The task
Repeat the data below exactly, dropping any pictures it holds.

Data supplied
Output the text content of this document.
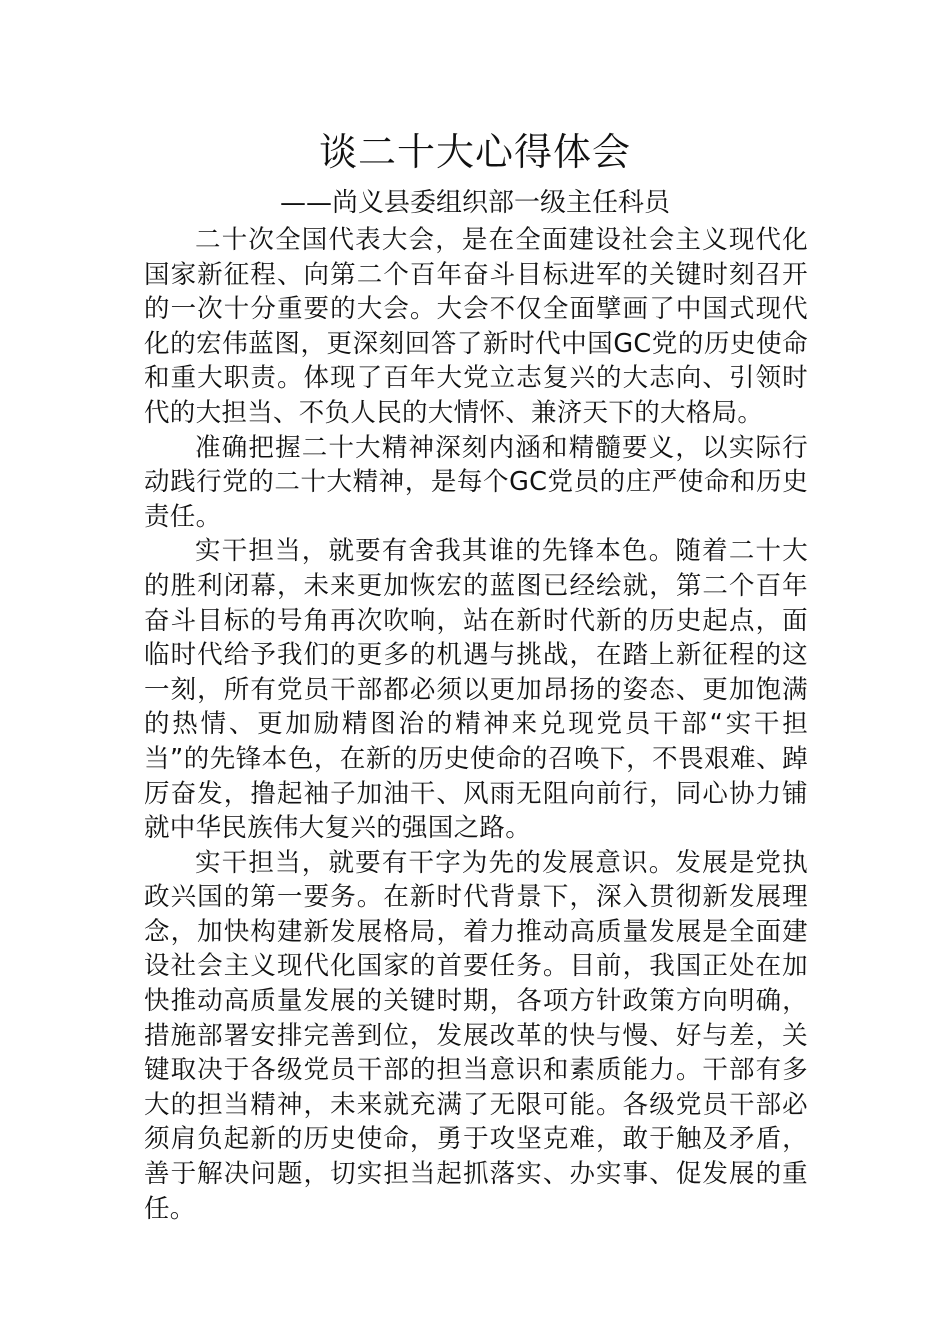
谈二十大心得体会
——尚义县委组织部一级主任科员

二十次全国代表大会，是在全面建设社会主义现代化国家新征程、向第二个百年奋斗目标进军的关键时刻召开的一次十分重要的大会。大会不仅全面擘画了中国式现代化的宏伟蓝图，更深刻回答了新时代中国GC党的历史使命和重大职责。体现了百年大党立志复兴的大志向、引领时代的大担当、不负人民的大情怀、兼济天下的大格局。

准确把握二十大精神深刻内涵和精髓要义，以实际行动践行党的二十大精神，是每个GC党员的庄严使命和历史责任。

实干担当，就要有舍我其谁的先锋本色。随着二十大的胜利闭幕，未来更加恢宏的蓝图已经绘就，第二个百年奋斗目标的号角再次吹响，站在新时代新的历史起点，面临时代给予我们的更多的机遇与挑战，在踏上新征程的这一刻，所有党员干部都必须以更加昂扬的姿态、更加饱满的热情、更加励精图治的精神来兑现党员干部“实干担当”的先锋本色，在新的历史使命的召唤下，不畏艰难、踔厉奋发，撸起袖子加油干、风雨无阻向前行，同心协力铺就中华民族伟大复兴的强国之路。

实干担当，就要有干字为先的发展意识。发展是党执政兴国的第一要务。在新时代背景下，深入贯彻新发展理念，加快构建新发展格局，着力推动高质量发展是全面建设社会主义现代化国家的首要任务。目前，我国正处在加快推动高质量发展的关键时期，各项方针政策方向明确，措施部署安排完善到位，发展改革的快与慢、好与差，关键取决于各级党员干部的担当意识和素质能力。干部有多大的担当精神，未来就充满了无限可能。各级党员干部必须肩负起新的历史使命，勇于攻坚克难，敢于触及矛盾，善于解决问题，切实担当起抓落实、办实事、促发展的重任。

Problem solution
Output the text content of this document.
谈二十大心得体会
——尚义县委组织部一级主任科员

二十次全国代表大会，是在全面建设社会主义现代化国家新征程、向第二个百年奋斗目标进军的关键时刻召开的一次十分重要的大会。大会不仅全面擘画了中国式现代化的宏伟蓝图，更深刻回答了新时代中国GC党的历史使命和重大职责。体现了百年大党立志复兴的大志向、引领时代的大担当、不负人民的大情怀、兼济天下的大格局。

准确把握二十大精神深刻内涵和精髓要义，以实际行动践行党的二十大精神，是每个GC党员的庄严使命和历史责任。

实干担当，就要有舍我其谁的先锋本色。随着二十大的胜利闭幕，未来更加恢宏的蓝图已经绘就，第二个百年奋斗目标的号角再次吹响，站在新时代新的历史起点，面临时代给予我们的更多的机遇与挑战，在踏上新征程的这一刻，所有党员干部都必须以更加昂扬的姿态、更加饱满的热情、更加励精图治的精神来兑现党员干部“实干担当”的先锋本色，在新的历史使命的召唤下，不畏艰难、踔厉奋发，撸起袖子加油干、风雨无阻向前行，同心协力铺就中华民族伟大复兴的强国之路。

实干担当，就要有干字为先的发展意识。发展是党执政兴国的第一要务。在新时代背景下，深入贯彻新发展理念，加快构建新发展格局，着力推动高质量发展是全面建设社会主义现代化国家的首要任务。目前，我国正处在加快推动高质量发展的关键时期，各项方针政策方向明确，措施部署安排完善到位，发展改革的快与慢、好与差，关键取决于各级党员干部的担当意识和素质能力。干部有多大的担当精神，未来就充满了无限可能。各级党员干部必须肩负起新的历史使命，勇于攻坚克难，敢于触及矛盾，善于解决问题，切实担当起抓落实、办实事、促发展的重任。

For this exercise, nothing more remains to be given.